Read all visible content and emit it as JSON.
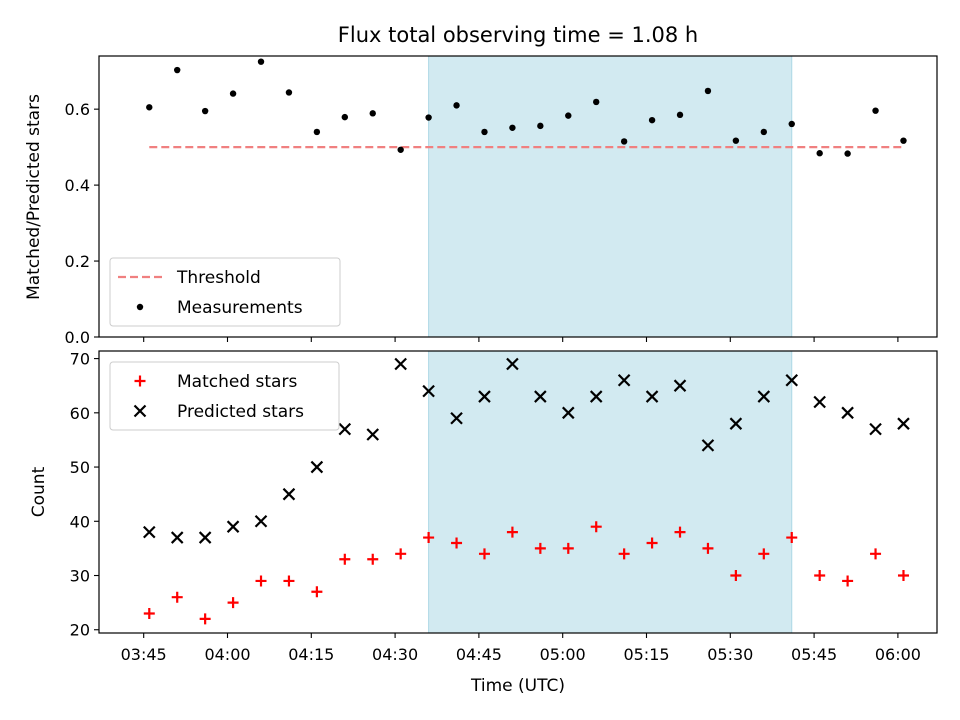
{
  "figure": {
    "title": "Flux total observing time = 1.08 h",
    "xlabel": "Time (UTC)",
    "xtick_labels": [
      "03:45",
      "04:00",
      "04:15",
      "04:30",
      "04:45",
      "05:00",
      "05:15",
      "05:30",
      "05:45",
      "06:00"
    ],
    "highlight_color": "#add8e6"
  },
  "chart_data": [
    {
      "type": "scatter",
      "panel": "top",
      "ylabel": "Matched/Predicted stars",
      "ylim": [
        0,
        0.74
      ],
      "yticks": [
        0.0,
        0.2,
        0.4,
        0.6
      ],
      "ytick_labels": [
        "0.0",
        "0.2",
        "0.4",
        "0.6"
      ],
      "xlim": [
        "03:37",
        "06:07"
      ],
      "highlight_span": [
        "04:36",
        "05:41"
      ],
      "legend_position": "lower-left",
      "series": [
        {
          "name": "Threshold",
          "type": "line",
          "style": "dashed",
          "color": "#f08080",
          "x": [
            "03:46",
            "06:01"
          ],
          "y": [
            0.5,
            0.5
          ]
        },
        {
          "name": "Measurements",
          "type": "scatter",
          "marker": "dot",
          "color": "#000000",
          "x": [
            "03:46",
            "03:51",
            "03:56",
            "04:01",
            "04:06",
            "04:11",
            "04:16",
            "04:21",
            "04:26",
            "04:31",
            "04:36",
            "04:41",
            "04:46",
            "04:51",
            "04:56",
            "05:01",
            "05:06",
            "05:11",
            "05:16",
            "05:21",
            "05:26",
            "05:31",
            "05:36",
            "05:41",
            "05:46",
            "05:51",
            "05:56",
            "06:01"
          ],
          "y": [
            0.605,
            0.703,
            0.595,
            0.641,
            0.725,
            0.644,
            0.54,
            0.579,
            0.589,
            0.493,
            0.578,
            0.61,
            0.54,
            0.551,
            0.556,
            0.583,
            0.619,
            0.515,
            0.571,
            0.585,
            0.648,
            0.517,
            0.54,
            0.561,
            0.484,
            0.483,
            0.596,
            0.517
          ]
        }
      ]
    },
    {
      "type": "scatter",
      "panel": "bottom",
      "ylabel": "Count",
      "ylim": [
        19.4,
        71.4
      ],
      "yticks": [
        20,
        30,
        40,
        50,
        60,
        70
      ],
      "ytick_labels": [
        "20",
        "30",
        "40",
        "50",
        "60",
        "70"
      ],
      "xlim": [
        "03:37",
        "06:07"
      ],
      "highlight_span": [
        "04:36",
        "05:41"
      ],
      "legend_position": "upper-left",
      "series": [
        {
          "name": "Matched stars",
          "marker": "plus",
          "color": "#ff0000",
          "x": [
            "03:46",
            "03:51",
            "03:56",
            "04:01",
            "04:06",
            "04:11",
            "04:16",
            "04:21",
            "04:26",
            "04:31",
            "04:36",
            "04:41",
            "04:46",
            "04:51",
            "04:56",
            "05:01",
            "05:06",
            "05:11",
            "05:16",
            "05:21",
            "05:26",
            "05:31",
            "05:36",
            "05:41",
            "05:46",
            "05:51",
            "05:56",
            "06:01"
          ],
          "y": [
            23,
            26,
            22,
            25,
            29,
            29,
            27,
            33,
            33,
            34,
            37,
            36,
            34,
            38,
            35,
            35,
            39,
            34,
            36,
            38,
            35,
            30,
            34,
            37,
            30,
            29,
            34,
            30
          ]
        },
        {
          "name": "Predicted stars",
          "marker": "x",
          "color": "#000000",
          "x": [
            "03:46",
            "03:51",
            "03:56",
            "04:01",
            "04:06",
            "04:11",
            "04:16",
            "04:21",
            "04:26",
            "04:31",
            "04:36",
            "04:41",
            "04:46",
            "04:51",
            "04:56",
            "05:01",
            "05:06",
            "05:11",
            "05:16",
            "05:21",
            "05:26",
            "05:31",
            "05:36",
            "05:41",
            "05:46",
            "05:51",
            "05:56",
            "06:01"
          ],
          "y": [
            38,
            37,
            37,
            39,
            40,
            45,
            50,
            57,
            56,
            69,
            64,
            59,
            63,
            69,
            63,
            60,
            63,
            66,
            63,
            65,
            54,
            58,
            63,
            66,
            62,
            60,
            57,
            58
          ]
        }
      ]
    }
  ]
}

= = = =

Challenge: Check each line of the records for the word "ylabel", and show the lines that contain it.

Reply to the exercise:
      "ylabel": "Matched/Predicted stars",
      "ylabel": "Count",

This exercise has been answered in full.